begin Excerpted records

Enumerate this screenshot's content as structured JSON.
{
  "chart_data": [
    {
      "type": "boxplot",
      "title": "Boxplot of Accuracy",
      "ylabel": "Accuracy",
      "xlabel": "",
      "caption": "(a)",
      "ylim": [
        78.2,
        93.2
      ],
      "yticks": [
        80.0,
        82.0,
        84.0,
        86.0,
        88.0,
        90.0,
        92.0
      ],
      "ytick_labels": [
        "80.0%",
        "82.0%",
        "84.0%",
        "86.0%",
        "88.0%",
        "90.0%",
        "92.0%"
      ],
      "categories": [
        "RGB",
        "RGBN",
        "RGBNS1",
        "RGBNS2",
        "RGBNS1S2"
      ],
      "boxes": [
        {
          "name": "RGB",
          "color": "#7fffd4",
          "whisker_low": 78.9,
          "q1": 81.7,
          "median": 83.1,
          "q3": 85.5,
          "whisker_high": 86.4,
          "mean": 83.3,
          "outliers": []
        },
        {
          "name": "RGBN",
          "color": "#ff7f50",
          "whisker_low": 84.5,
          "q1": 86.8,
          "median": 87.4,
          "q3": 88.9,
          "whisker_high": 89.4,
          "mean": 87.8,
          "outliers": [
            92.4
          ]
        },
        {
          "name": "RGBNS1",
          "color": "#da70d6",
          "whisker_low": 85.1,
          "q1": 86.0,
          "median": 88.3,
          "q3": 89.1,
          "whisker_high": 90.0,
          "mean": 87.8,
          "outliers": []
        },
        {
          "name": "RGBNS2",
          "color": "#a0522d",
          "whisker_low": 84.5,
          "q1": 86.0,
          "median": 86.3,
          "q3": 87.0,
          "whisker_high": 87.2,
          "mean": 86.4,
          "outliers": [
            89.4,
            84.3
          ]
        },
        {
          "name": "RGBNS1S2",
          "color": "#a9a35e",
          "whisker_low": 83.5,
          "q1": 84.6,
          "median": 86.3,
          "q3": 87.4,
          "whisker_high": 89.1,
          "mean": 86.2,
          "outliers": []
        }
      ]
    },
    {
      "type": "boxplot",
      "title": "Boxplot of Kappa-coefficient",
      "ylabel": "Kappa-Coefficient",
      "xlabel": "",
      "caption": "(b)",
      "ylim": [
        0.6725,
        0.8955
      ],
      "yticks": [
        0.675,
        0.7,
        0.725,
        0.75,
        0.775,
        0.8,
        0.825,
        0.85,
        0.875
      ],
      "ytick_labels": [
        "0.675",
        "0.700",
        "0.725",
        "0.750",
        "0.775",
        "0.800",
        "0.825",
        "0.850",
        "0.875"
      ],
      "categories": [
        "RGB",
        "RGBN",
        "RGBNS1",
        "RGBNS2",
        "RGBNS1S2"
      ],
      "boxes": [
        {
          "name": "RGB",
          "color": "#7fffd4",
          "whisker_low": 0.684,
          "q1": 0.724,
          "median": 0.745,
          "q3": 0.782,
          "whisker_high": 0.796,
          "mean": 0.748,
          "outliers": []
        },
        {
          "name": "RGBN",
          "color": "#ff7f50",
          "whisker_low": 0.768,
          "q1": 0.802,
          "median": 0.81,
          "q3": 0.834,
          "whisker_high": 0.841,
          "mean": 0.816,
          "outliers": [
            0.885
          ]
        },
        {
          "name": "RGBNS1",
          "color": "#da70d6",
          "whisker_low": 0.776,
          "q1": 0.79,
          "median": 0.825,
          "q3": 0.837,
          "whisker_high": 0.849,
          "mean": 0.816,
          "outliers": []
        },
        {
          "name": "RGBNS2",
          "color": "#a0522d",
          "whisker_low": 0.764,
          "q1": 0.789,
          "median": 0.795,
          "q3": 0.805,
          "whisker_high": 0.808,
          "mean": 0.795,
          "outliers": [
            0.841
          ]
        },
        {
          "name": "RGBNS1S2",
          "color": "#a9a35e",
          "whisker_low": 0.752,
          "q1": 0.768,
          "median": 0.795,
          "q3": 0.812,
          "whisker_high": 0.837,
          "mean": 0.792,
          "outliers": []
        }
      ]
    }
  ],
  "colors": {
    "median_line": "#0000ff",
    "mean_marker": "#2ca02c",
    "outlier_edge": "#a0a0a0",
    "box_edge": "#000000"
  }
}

end Excerpted records

Required work:
Repeat every entry exactly as written above.

Expected answer:
Enumerate this screenshot's content as structured JSON.
{
  "chart_data": [
    {
      "type": "boxplot",
      "title": "Boxplot of Accuracy",
      "ylabel": "Accuracy",
      "xlabel": "",
      "caption": "(a)",
      "ylim": [
        78.2,
        93.2
      ],
      "yticks": [
        80.0,
        82.0,
        84.0,
        86.0,
        88.0,
        90.0,
        92.0
      ],
      "ytick_labels": [
        "80.0%",
        "82.0%",
        "84.0%",
        "86.0%",
        "88.0%",
        "90.0%",
        "92.0%"
      ],
      "categories": [
        "RGB",
        "RGBN",
        "RGBNS1",
        "RGBNS2",
        "RGBNS1S2"
      ],
      "boxes": [
        {
          "name": "RGB",
          "color": "#7fffd4",
          "whisker_low": 78.9,
          "q1": 81.7,
          "median": 83.1,
          "q3": 85.5,
          "whisker_high": 86.4,
          "mean": 83.3,
          "outliers": []
        },
        {
          "name": "RGBN",
          "color": "#ff7f50",
          "whisker_low": 84.5,
          "q1": 86.8,
          "median": 87.4,
          "q3": 88.9,
          "whisker_high": 89.4,
          "mean": 87.8,
          "outliers": [
            92.4
          ]
        },
        {
          "name": "RGBNS1",
          "color": "#da70d6",
          "whisker_low": 85.1,
          "q1": 86.0,
          "median": 88.3,
          "q3": 89.1,
          "whisker_high": 90.0,
          "mean": 87.8,
          "outliers": []
        },
        {
          "name": "RGBNS2",
          "color": "#a0522d",
          "whisker_low": 84.5,
          "q1": 86.0,
          "median": 86.3,
          "q3": 87.0,
          "whisker_high": 87.2,
          "mean": 86.4,
          "outliers": [
            89.4,
            84.3
          ]
        },
        {
          "name": "RGBNS1S2",
          "color": "#a9a35e",
          "whisker_low": 83.5,
          "q1": 84.6,
          "median": 86.3,
          "q3": 87.4,
          "whisker_high": 89.1,
          "mean": 86.2,
          "outliers": []
        }
      ]
    },
    {
      "type": "boxplot",
      "title": "Boxplot of Kappa-coefficient",
      "ylabel": "Kappa-Coefficient",
      "xlabel": "",
      "caption": "(b)",
      "ylim": [
        0.6725,
        0.8955
      ],
      "yticks": [
        0.675,
        0.7,
        0.725,
        0.75,
        0.775,
        0.8,
        0.825,
        0.85,
        0.875
      ],
      "ytick_labels": [
        "0.675",
        "0.700",
        "0.725",
        "0.750",
        "0.775",
        "0.800",
        "0.825",
        "0.850",
        "0.875"
      ],
      "categories": [
        "RGB",
        "RGBN",
        "RGBNS1",
        "RGBNS2",
        "RGBNS1S2"
      ],
      "boxes": [
        {
          "name": "RGB",
          "color": "#7fffd4",
          "whisker_low": 0.684,
          "q1": 0.724,
          "median": 0.745,
          "q3": 0.782,
          "whisker_high": 0.796,
          "mean": 0.748,
          "outliers": []
        },
        {
          "name": "RGBN",
          "color": "#ff7f50",
          "whisker_low": 0.768,
          "q1": 0.802,
          "median": 0.81,
          "q3": 0.834,
          "whisker_high": 0.841,
          "mean": 0.816,
          "outliers": [
            0.885
          ]
        },
        {
          "name": "RGBNS1",
          "color": "#da70d6",
          "whisker_low": 0.776,
          "q1": 0.79,
          "median": 0.825,
          "q3": 0.837,
          "whisker_high": 0.849,
          "mean": 0.816,
          "outliers": []
        },
        {
          "name": "RGBNS2",
          "color": "#a0522d",
          "whisker_low": 0.764,
          "q1": 0.789,
          "median": 0.795,
          "q3": 0.805,
          "whisker_high": 0.808,
          "mean": 0.795,
          "outliers": [
            0.841
          ]
        },
        {
          "name": "RGBNS1S2",
          "color": "#a9a35e",
          "whisker_low": 0.752,
          "q1": 0.768,
          "median": 0.795,
          "q3": 0.812,
          "whisker_high": 0.837,
          "mean": 0.792,
          "outliers": []
        }
      ]
    }
  ],
  "colors": {
    "median_line": "#0000ff",
    "mean_marker": "#2ca02c",
    "outlier_edge": "#a0a0a0",
    "box_edge": "#000000"
  }
}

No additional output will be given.